:: RECORDS TO USE
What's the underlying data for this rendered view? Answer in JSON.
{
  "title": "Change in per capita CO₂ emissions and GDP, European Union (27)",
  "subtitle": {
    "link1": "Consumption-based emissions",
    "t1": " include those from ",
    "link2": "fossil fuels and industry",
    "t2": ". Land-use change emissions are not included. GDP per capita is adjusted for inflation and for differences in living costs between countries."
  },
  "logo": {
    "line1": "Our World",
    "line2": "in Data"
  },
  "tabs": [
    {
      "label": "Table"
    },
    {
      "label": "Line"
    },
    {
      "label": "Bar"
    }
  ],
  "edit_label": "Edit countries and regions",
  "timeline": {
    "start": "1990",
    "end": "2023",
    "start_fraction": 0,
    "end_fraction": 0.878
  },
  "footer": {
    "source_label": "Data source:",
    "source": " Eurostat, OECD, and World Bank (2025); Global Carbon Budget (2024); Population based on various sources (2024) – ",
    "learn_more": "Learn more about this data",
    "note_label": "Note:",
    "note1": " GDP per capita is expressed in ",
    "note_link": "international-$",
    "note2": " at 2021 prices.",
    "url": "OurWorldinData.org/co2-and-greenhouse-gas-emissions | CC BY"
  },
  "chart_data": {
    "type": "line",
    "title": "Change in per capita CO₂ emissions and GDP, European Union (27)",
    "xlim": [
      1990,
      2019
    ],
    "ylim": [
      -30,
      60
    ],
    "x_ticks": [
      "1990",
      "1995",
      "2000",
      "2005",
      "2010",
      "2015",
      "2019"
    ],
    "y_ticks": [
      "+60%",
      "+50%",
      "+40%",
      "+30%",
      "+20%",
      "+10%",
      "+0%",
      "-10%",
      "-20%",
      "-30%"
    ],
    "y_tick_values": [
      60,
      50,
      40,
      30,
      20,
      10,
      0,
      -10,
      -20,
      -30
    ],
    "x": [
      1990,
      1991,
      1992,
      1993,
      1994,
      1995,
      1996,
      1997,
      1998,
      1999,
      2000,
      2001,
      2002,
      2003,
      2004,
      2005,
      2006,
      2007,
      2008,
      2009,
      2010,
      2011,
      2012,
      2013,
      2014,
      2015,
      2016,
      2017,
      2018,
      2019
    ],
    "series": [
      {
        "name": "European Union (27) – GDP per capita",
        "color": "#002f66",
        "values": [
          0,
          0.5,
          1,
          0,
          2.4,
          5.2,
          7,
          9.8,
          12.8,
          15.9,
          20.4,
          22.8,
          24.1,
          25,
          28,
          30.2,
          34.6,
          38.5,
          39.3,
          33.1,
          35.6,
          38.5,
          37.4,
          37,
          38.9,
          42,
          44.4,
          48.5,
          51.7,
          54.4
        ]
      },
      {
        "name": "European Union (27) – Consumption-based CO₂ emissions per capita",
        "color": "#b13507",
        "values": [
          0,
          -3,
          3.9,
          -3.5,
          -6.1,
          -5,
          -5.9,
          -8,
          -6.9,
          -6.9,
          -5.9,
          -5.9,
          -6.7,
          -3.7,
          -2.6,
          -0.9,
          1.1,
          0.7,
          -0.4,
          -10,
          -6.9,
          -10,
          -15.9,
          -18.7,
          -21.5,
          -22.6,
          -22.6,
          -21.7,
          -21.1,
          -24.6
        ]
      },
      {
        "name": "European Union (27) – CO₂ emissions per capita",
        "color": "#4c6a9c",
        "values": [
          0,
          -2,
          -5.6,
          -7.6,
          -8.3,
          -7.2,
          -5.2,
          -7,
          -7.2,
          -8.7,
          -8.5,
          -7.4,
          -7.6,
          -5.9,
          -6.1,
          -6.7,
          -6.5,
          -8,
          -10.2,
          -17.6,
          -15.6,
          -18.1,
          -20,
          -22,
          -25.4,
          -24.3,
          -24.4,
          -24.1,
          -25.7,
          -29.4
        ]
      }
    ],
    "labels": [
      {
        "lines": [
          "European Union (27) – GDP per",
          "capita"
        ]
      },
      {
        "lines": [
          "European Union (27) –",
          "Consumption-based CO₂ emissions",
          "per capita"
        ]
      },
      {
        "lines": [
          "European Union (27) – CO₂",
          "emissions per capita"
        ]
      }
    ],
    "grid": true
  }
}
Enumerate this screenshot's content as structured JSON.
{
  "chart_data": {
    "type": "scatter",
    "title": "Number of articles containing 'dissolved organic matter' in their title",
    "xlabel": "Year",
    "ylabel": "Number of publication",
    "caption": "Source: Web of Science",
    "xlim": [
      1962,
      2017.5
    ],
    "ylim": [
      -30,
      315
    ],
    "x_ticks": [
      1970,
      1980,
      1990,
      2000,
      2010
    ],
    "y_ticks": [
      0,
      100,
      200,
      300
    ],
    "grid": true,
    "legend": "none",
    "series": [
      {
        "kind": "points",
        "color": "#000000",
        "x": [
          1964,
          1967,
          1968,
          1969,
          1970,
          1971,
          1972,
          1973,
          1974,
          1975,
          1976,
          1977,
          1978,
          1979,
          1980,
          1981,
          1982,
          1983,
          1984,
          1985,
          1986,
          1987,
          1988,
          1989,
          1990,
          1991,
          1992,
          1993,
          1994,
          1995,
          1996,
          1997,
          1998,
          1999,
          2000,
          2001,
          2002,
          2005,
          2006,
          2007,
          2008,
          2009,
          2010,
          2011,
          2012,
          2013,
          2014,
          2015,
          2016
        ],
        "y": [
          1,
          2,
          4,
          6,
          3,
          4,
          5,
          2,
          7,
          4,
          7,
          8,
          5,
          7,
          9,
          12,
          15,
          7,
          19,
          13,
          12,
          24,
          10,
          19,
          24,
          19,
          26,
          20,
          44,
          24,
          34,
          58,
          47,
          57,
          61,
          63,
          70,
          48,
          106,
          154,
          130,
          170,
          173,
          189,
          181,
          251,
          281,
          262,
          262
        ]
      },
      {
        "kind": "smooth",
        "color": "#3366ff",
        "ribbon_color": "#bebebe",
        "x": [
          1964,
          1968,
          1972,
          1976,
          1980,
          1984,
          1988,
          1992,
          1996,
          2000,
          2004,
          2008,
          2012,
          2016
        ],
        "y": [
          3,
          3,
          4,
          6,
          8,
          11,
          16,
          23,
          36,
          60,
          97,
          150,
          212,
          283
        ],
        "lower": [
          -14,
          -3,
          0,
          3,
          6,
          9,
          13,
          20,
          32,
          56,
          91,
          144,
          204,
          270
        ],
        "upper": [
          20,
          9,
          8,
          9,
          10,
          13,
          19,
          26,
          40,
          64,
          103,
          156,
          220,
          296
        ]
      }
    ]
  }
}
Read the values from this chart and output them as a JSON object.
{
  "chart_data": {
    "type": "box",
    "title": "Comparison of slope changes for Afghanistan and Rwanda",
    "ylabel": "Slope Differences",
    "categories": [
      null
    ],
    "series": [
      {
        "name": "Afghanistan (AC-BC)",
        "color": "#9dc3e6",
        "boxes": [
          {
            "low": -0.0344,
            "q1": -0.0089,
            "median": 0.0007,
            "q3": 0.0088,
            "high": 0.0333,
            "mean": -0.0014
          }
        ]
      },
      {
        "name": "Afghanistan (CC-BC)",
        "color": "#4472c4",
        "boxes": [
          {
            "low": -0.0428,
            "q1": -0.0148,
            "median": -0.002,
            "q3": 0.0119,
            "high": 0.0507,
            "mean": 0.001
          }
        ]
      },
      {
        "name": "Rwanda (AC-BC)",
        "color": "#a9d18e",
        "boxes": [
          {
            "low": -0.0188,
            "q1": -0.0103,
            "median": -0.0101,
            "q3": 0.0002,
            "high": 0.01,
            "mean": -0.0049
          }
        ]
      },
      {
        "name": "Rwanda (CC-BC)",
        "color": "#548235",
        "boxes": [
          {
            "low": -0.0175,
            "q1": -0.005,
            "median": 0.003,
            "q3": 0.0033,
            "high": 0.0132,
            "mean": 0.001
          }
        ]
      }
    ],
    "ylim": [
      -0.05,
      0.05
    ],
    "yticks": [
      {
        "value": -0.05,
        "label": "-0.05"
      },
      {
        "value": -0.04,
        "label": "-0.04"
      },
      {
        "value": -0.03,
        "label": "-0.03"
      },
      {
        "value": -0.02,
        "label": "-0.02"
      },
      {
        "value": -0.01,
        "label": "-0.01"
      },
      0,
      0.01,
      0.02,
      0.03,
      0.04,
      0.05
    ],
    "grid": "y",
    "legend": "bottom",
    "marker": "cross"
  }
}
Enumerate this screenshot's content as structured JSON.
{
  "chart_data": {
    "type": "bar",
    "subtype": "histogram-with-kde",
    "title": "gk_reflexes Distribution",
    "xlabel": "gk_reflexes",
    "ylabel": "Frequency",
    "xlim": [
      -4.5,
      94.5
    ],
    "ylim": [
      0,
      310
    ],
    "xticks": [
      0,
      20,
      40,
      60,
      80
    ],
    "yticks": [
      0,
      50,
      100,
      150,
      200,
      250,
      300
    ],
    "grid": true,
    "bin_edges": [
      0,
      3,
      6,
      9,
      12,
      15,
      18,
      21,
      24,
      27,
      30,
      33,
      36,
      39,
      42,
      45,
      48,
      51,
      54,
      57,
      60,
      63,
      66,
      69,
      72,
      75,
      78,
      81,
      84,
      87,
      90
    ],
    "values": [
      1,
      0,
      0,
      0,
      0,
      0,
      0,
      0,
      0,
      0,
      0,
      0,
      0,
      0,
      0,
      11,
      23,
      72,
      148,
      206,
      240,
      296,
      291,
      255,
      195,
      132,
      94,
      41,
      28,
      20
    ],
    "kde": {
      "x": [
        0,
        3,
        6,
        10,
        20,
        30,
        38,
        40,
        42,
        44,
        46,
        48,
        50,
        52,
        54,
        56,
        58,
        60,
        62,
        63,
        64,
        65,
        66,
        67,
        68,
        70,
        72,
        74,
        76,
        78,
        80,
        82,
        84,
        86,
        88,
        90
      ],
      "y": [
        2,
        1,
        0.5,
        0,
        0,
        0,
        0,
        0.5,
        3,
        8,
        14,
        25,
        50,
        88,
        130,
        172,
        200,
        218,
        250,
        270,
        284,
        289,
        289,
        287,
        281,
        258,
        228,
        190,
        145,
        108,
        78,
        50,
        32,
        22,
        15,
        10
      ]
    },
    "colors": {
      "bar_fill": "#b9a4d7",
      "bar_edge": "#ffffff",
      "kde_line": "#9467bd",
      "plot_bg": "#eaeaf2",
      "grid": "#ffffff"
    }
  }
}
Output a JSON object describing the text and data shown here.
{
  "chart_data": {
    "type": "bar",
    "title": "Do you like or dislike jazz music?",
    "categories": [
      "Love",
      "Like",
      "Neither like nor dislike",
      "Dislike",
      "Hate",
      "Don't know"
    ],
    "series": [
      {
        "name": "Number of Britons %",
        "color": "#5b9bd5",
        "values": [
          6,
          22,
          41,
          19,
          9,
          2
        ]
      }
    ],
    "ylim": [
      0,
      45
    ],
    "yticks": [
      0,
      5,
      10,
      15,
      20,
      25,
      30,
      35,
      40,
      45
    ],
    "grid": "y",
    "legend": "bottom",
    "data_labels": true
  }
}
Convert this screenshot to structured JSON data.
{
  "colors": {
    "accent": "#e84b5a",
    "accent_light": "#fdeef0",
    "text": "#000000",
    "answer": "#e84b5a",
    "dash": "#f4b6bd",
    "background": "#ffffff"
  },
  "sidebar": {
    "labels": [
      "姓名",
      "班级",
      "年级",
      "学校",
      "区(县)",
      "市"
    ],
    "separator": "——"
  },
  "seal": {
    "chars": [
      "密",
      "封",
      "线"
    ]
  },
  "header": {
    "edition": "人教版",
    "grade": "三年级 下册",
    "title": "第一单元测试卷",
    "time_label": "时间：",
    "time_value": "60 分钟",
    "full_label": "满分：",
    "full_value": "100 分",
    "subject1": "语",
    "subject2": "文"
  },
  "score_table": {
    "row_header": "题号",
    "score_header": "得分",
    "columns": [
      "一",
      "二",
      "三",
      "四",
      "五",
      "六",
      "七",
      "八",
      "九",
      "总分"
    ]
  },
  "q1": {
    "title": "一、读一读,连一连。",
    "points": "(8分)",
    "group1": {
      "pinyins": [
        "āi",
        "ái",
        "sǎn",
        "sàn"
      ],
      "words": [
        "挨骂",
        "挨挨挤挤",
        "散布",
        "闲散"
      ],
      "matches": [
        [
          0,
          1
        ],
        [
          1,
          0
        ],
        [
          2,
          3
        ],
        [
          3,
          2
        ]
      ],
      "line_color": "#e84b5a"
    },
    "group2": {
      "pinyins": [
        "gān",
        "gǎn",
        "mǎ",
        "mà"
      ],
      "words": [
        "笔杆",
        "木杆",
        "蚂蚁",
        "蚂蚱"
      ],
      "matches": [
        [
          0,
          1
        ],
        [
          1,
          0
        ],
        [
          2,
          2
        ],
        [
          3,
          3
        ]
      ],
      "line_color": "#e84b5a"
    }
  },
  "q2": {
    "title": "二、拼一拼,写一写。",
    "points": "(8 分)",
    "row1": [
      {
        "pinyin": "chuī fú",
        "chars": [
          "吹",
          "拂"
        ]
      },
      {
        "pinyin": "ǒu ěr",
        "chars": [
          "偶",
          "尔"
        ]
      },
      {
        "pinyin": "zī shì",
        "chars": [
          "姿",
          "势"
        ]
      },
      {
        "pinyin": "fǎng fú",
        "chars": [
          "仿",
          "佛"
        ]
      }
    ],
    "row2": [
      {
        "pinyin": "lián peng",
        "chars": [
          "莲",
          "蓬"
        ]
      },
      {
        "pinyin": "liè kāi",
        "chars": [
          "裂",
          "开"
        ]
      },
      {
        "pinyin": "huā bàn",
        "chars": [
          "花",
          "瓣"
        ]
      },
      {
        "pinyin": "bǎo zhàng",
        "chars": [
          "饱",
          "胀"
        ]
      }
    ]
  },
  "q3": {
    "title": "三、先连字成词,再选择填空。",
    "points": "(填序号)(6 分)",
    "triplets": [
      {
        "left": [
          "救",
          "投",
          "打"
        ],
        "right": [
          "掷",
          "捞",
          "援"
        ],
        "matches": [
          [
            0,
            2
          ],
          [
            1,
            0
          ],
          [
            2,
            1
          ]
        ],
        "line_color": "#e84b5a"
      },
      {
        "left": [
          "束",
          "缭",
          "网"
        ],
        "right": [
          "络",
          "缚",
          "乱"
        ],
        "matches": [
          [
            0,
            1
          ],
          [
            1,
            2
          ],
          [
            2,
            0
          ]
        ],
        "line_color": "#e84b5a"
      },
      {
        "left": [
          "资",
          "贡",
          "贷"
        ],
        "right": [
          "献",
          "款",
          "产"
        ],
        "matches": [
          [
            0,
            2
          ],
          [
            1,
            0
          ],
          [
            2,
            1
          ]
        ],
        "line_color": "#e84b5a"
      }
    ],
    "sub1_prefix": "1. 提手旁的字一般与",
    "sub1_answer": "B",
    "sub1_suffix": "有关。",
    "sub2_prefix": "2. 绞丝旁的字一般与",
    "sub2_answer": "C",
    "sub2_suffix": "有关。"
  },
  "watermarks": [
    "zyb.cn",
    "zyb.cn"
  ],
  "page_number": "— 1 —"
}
::::
- WHAT NEEDS TO BE DONE -
Find each line that has the word "from", then copy it out.

- COMPLETE OUTPUT -
    "t1": " include those from ",
Read the values from this chart and output them as a JSON object.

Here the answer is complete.